* _Problem description_:
Show all lines from the data that include the word "DERWENT".
******
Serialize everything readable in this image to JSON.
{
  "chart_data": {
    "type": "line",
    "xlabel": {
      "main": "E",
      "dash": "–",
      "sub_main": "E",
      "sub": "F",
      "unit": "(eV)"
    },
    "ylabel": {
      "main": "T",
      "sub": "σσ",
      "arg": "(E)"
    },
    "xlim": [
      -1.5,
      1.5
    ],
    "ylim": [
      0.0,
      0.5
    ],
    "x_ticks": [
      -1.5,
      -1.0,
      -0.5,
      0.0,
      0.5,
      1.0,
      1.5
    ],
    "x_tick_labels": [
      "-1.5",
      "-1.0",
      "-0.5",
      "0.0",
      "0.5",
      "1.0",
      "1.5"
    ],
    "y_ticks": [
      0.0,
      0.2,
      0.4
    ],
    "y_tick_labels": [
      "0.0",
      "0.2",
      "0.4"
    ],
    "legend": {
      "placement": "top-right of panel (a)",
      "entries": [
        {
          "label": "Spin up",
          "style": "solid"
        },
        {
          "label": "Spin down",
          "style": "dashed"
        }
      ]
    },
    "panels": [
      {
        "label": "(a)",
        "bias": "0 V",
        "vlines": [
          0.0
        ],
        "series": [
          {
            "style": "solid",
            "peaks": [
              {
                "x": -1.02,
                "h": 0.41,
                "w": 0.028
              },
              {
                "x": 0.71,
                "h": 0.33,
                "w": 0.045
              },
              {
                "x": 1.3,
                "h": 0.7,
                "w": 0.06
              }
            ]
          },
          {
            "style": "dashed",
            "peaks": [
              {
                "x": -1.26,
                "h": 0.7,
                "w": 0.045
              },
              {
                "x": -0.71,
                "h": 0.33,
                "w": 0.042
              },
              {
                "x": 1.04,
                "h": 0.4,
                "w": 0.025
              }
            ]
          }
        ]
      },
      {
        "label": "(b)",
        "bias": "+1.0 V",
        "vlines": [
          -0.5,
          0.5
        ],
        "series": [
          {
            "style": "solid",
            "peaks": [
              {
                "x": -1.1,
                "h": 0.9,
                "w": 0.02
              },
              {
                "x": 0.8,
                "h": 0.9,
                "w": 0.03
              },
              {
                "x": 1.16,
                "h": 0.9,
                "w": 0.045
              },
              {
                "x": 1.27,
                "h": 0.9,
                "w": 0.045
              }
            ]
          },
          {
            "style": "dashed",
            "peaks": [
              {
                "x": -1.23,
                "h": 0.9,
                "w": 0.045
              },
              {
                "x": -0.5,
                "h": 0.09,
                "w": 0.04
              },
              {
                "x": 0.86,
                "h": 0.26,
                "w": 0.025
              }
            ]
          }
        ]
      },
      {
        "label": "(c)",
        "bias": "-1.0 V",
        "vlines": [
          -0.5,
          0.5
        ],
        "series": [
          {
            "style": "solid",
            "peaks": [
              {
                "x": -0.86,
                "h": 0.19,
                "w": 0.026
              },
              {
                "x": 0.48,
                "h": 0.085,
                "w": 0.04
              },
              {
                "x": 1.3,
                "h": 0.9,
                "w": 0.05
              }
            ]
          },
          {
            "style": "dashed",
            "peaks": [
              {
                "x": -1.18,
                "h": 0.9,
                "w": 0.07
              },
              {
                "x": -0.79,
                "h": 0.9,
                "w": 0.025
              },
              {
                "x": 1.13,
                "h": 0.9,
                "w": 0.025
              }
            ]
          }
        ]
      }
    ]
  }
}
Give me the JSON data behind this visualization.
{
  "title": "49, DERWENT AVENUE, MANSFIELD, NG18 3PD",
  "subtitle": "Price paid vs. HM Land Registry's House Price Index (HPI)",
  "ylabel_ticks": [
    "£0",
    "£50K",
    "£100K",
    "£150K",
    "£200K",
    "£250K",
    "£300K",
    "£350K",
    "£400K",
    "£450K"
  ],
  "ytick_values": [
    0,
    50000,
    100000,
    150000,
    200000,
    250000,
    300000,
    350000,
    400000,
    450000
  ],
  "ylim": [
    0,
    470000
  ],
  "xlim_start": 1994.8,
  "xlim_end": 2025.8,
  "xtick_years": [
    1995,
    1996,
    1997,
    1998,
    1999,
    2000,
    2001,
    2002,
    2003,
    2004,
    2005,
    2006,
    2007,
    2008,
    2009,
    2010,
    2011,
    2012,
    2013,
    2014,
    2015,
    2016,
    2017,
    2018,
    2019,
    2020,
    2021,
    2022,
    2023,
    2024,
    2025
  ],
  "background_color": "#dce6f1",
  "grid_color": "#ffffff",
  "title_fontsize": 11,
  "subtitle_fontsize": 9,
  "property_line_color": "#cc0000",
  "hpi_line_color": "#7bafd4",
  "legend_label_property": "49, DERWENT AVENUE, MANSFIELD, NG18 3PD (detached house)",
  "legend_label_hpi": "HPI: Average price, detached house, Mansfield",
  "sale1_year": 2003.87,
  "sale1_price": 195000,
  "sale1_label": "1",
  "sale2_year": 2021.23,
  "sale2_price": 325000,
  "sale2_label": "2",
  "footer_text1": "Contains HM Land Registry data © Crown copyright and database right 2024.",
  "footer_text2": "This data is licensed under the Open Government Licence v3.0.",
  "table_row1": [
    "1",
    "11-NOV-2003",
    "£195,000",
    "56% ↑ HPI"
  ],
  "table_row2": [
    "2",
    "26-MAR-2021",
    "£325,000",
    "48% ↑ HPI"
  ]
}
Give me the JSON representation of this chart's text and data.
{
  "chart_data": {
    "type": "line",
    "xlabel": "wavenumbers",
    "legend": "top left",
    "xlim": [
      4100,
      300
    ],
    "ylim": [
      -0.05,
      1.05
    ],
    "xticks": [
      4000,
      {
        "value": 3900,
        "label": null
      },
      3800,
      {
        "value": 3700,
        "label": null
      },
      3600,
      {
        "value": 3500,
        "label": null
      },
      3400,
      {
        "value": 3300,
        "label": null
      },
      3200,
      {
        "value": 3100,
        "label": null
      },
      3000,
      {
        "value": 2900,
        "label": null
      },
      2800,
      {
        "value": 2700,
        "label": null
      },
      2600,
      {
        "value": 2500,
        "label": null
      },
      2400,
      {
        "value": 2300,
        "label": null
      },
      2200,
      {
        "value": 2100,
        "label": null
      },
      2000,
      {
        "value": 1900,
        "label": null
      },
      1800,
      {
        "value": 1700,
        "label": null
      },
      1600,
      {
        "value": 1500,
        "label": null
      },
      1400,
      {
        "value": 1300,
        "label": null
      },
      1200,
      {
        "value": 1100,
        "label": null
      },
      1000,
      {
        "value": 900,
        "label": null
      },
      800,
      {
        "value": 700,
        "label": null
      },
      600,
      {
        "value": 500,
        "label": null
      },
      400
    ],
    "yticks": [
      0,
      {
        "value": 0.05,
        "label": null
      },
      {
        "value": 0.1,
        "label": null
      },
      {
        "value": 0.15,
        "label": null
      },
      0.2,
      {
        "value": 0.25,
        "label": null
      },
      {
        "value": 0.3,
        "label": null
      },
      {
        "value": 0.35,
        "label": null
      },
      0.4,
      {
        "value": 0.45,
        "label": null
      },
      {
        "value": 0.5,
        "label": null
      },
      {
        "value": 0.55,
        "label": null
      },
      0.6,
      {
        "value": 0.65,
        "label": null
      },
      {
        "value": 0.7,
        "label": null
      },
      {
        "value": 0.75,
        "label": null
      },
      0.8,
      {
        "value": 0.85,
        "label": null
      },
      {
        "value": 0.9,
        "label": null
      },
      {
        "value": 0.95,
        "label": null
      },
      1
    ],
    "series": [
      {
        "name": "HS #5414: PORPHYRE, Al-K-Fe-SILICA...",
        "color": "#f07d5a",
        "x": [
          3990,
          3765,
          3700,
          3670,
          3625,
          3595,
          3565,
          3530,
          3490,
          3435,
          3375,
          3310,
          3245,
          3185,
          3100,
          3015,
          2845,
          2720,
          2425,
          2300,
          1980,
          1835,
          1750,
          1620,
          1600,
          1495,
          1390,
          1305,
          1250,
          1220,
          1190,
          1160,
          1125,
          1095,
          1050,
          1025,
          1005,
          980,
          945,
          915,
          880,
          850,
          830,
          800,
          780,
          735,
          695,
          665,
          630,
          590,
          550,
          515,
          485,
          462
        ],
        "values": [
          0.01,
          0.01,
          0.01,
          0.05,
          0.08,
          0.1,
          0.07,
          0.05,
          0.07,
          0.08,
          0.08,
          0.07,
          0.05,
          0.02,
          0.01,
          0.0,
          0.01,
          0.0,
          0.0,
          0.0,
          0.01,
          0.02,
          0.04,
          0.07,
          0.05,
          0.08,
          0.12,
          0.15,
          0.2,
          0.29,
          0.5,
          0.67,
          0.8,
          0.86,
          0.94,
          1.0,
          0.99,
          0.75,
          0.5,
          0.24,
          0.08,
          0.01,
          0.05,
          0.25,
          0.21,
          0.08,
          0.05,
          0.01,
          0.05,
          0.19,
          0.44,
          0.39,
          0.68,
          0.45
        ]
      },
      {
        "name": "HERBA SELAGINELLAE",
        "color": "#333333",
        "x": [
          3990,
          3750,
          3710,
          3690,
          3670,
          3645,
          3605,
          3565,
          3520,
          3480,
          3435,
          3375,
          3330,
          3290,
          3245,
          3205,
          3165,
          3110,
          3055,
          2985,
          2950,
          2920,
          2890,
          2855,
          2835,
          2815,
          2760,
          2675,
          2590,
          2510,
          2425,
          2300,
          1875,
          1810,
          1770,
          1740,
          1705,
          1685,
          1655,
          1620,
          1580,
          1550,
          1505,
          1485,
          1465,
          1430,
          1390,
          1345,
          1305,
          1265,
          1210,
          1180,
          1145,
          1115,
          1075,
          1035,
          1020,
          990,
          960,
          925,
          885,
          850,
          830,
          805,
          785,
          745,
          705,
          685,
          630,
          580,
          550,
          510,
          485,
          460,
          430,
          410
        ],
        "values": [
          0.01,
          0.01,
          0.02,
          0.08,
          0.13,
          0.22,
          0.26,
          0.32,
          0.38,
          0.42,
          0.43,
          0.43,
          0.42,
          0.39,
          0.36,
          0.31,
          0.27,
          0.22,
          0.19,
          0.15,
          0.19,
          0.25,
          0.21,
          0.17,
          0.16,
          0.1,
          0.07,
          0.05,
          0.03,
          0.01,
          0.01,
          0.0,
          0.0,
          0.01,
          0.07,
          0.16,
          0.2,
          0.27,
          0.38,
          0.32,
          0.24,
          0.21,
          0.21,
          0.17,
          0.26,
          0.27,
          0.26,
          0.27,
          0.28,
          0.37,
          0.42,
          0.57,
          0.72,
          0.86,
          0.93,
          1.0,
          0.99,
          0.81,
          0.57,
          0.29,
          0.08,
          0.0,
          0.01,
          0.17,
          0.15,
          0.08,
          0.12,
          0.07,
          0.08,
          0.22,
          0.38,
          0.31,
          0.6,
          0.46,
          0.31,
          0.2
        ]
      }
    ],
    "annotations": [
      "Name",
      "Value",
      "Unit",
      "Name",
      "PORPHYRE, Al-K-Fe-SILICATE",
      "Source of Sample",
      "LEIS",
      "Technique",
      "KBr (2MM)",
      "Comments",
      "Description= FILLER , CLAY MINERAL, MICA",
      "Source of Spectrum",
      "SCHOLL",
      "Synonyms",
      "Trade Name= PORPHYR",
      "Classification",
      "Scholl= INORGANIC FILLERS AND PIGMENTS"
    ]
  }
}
******
* _Expected output_:
  "title": "49, DERWENT AVENUE, MANSFIELD, NG18 3PD",
  "legend_label_property": "49, DERWENT AVENUE, MANSFIELD, NG18 3PD (detached house)",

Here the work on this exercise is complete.